#### TASK DIRECTIONS
Starting with the first line, output the data exactly through to the end.

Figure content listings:

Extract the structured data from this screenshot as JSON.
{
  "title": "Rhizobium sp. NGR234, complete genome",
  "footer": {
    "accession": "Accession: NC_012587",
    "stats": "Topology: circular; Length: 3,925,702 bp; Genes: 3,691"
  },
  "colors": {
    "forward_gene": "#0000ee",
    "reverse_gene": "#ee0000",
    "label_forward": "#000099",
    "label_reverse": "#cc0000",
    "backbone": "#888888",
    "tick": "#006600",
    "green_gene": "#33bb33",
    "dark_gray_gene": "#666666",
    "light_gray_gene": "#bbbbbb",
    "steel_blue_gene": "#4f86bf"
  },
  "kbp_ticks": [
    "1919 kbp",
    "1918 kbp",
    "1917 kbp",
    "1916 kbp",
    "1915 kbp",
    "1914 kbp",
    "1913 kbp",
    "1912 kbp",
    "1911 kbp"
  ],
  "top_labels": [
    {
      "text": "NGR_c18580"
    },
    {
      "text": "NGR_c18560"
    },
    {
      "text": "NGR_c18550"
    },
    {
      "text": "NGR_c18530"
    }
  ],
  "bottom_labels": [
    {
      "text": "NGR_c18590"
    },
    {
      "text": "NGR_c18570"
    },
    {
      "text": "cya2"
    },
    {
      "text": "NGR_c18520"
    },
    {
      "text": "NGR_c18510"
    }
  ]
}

#### TASK SOLUTION
Extract the structured data from this screenshot as JSON.
{
  "title": "Rhizobium sp. NGR234, complete genome",
  "footer": {
    "accession": "Accession: NC_012587",
    "stats": "Topology: circular; Length: 3,925,702 bp; Genes: 3,691"
  },
  "colors": {
    "forward_gene": "#0000ee",
    "reverse_gene": "#ee0000",
    "label_forward": "#000099",
    "label_reverse": "#cc0000",
    "backbone": "#888888",
    "tick": "#006600",
    "green_gene": "#33bb33",
    "dark_gray_gene": "#666666",
    "light_gray_gene": "#bbbbbb",
    "steel_blue_gene": "#4f86bf"
  },
  "kbp_ticks": [
    "1919 kbp",
    "1918 kbp",
    "1917 kbp",
    "1916 kbp",
    "1915 kbp",
    "1914 kbp",
    "1913 kbp",
    "1912 kbp",
    "1911 kbp"
  ],
  "top_labels": [
    {
      "text": "NGR_c18580"
    },
    {
      "text": "NGR_c18560"
    },
    {
      "text": "NGR_c18550"
    },
    {
      "text": "NGR_c18530"
    }
  ],
  "bottom_labels": [
    {
      "text": "NGR_c18590"
    },
    {
      "text": "NGR_c18570"
    },
    {
      "text": "cya2"
    },
    {
      "text": "NGR_c18520"
    },
    {
      "text": "NGR_c18510"
    }
  ]
}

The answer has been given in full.